▸ **Exercise prompt**
Extract the entries verbatim, from the line containing "Annotate this image: element" through the line containing "workflow-node-label-line: [210, 226, 235, 230]", with both of those lines included. Omit the pictures.

▸ **Records supplied**

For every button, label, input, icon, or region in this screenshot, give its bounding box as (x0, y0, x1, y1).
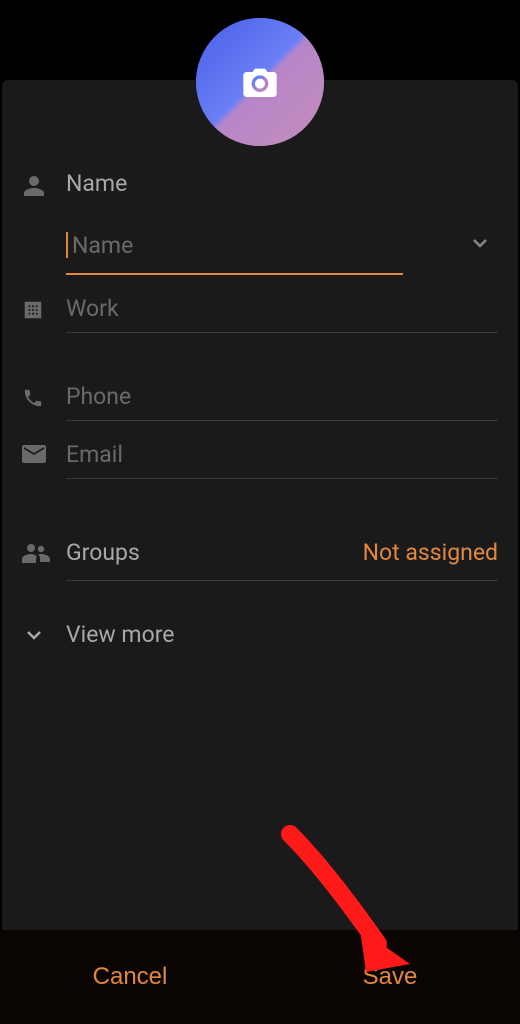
* * *
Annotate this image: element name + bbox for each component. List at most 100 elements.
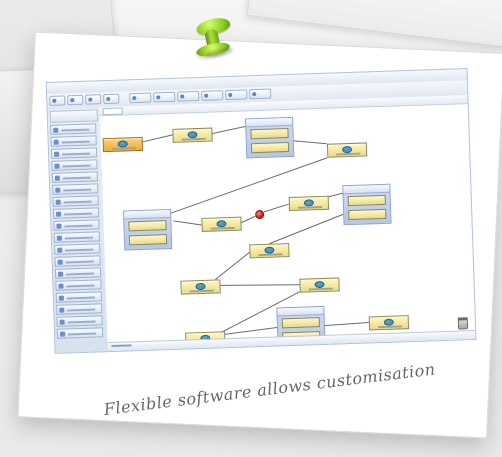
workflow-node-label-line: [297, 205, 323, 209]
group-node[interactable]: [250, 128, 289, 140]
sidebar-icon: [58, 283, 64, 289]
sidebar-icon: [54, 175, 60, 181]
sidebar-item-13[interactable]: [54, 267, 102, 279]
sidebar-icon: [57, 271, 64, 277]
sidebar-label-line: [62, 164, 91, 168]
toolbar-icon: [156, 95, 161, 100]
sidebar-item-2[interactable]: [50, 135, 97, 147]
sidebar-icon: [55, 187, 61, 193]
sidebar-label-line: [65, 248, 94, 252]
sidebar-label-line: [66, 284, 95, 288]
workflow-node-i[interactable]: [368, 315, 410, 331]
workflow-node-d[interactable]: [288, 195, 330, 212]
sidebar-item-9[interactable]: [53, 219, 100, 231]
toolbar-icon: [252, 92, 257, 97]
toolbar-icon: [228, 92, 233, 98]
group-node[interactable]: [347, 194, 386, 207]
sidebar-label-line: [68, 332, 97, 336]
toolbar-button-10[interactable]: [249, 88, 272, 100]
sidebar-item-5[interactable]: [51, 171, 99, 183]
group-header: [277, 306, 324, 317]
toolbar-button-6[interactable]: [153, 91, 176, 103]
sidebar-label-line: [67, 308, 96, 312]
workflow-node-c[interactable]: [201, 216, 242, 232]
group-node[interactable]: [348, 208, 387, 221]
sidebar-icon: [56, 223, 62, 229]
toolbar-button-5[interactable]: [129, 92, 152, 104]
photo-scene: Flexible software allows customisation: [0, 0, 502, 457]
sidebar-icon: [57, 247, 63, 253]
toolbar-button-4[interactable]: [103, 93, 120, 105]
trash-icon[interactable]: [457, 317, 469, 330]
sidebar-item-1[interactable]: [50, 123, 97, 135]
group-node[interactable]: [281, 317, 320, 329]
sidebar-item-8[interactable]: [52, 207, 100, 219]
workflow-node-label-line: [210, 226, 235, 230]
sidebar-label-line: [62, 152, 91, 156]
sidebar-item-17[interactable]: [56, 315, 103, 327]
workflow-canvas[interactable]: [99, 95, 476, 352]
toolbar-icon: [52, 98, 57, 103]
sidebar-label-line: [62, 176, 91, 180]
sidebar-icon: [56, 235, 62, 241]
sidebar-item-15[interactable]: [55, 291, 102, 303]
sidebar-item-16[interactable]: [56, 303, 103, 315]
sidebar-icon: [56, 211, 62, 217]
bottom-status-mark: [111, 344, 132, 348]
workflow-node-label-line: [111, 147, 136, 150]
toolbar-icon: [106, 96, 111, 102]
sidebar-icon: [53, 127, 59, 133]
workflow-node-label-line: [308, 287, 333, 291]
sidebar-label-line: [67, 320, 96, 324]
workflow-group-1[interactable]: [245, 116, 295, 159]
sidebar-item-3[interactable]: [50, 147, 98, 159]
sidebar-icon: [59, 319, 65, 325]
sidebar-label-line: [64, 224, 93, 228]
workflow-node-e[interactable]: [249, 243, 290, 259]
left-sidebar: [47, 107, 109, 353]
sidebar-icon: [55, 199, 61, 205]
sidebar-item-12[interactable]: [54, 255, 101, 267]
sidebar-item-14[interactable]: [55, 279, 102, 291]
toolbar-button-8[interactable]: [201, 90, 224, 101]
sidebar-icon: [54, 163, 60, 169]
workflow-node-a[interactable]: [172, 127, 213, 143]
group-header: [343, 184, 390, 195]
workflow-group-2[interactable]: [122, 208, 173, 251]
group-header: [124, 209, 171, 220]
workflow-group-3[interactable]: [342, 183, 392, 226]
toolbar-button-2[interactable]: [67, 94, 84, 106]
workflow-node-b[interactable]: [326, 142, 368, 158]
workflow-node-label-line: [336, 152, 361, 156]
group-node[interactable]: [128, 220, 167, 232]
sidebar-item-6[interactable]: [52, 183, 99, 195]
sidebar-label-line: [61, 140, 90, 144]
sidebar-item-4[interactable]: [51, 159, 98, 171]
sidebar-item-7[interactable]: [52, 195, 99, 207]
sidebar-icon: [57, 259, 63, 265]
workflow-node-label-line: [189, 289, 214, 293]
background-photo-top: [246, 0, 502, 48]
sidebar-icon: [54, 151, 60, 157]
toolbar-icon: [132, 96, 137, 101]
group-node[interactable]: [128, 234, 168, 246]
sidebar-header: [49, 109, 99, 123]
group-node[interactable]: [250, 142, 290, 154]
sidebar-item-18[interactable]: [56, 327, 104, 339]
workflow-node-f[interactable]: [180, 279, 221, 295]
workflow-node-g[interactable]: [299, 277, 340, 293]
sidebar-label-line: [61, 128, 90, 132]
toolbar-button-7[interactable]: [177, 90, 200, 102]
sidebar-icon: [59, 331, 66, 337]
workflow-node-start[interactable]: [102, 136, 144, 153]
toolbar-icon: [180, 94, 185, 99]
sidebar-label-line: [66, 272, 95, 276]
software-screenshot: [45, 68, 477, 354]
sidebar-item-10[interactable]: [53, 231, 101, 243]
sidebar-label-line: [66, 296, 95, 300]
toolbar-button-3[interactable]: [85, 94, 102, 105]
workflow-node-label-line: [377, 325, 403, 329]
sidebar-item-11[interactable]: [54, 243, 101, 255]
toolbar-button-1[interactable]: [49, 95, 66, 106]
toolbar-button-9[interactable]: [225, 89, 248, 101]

▸ **Exercise response**
Annotate this image: element name + bbox for each component. List at most 100 elements.
workflow-node-label-line: [297, 205, 323, 209]
group-node[interactable]: [250, 128, 289, 140]
sidebar-icon: [58, 283, 64, 289]
sidebar-icon: [54, 175, 60, 181]
sidebar-item-13[interactable]: [54, 267, 102, 279]
sidebar-icon: [57, 271, 64, 277]
sidebar-label-line: [62, 164, 91, 168]
toolbar-icon: [156, 95, 161, 100]
sidebar-item-2[interactable]: [50, 135, 97, 147]
sidebar-icon: [55, 187, 61, 193]
sidebar-label-line: [65, 248, 94, 252]
sidebar-label-line: [66, 284, 95, 288]
workflow-node-i[interactable]: [368, 315, 410, 331]
workflow-node-d[interactable]: [288, 195, 330, 212]
sidebar-item-9[interactable]: [53, 219, 100, 231]
toolbar-icon: [252, 92, 257, 97]
toolbar-icon: [228, 92, 233, 98]
group-node[interactable]: [347, 194, 386, 207]
sidebar-label-line: [68, 332, 97, 336]
toolbar-button-10[interactable]: [249, 88, 272, 100]
sidebar-item-5[interactable]: [51, 171, 99, 183]
group-header: [277, 306, 324, 317]
toolbar-button-6[interactable]: [153, 91, 176, 103]
sidebar-label-line: [67, 308, 96, 312]
workflow-node-c[interactable]: [201, 216, 242, 232]
group-node[interactable]: [348, 208, 387, 221]
sidebar-icon: [56, 223, 62, 229]
toolbar-button-5[interactable]: [129, 92, 152, 104]
photo-scene: Flexible software allows customisation: [0, 0, 502, 457]
sidebar-icon: [57, 247, 63, 253]
toolbar-button-4[interactable]: [103, 93, 120, 105]
trash-icon[interactable]: [457, 317, 469, 330]
sidebar-item-1[interactable]: [50, 123, 97, 135]
group-node[interactable]: [281, 317, 320, 329]
sidebar-item-8[interactable]: [52, 207, 100, 219]
workflow-node-label-line: [210, 226, 235, 230]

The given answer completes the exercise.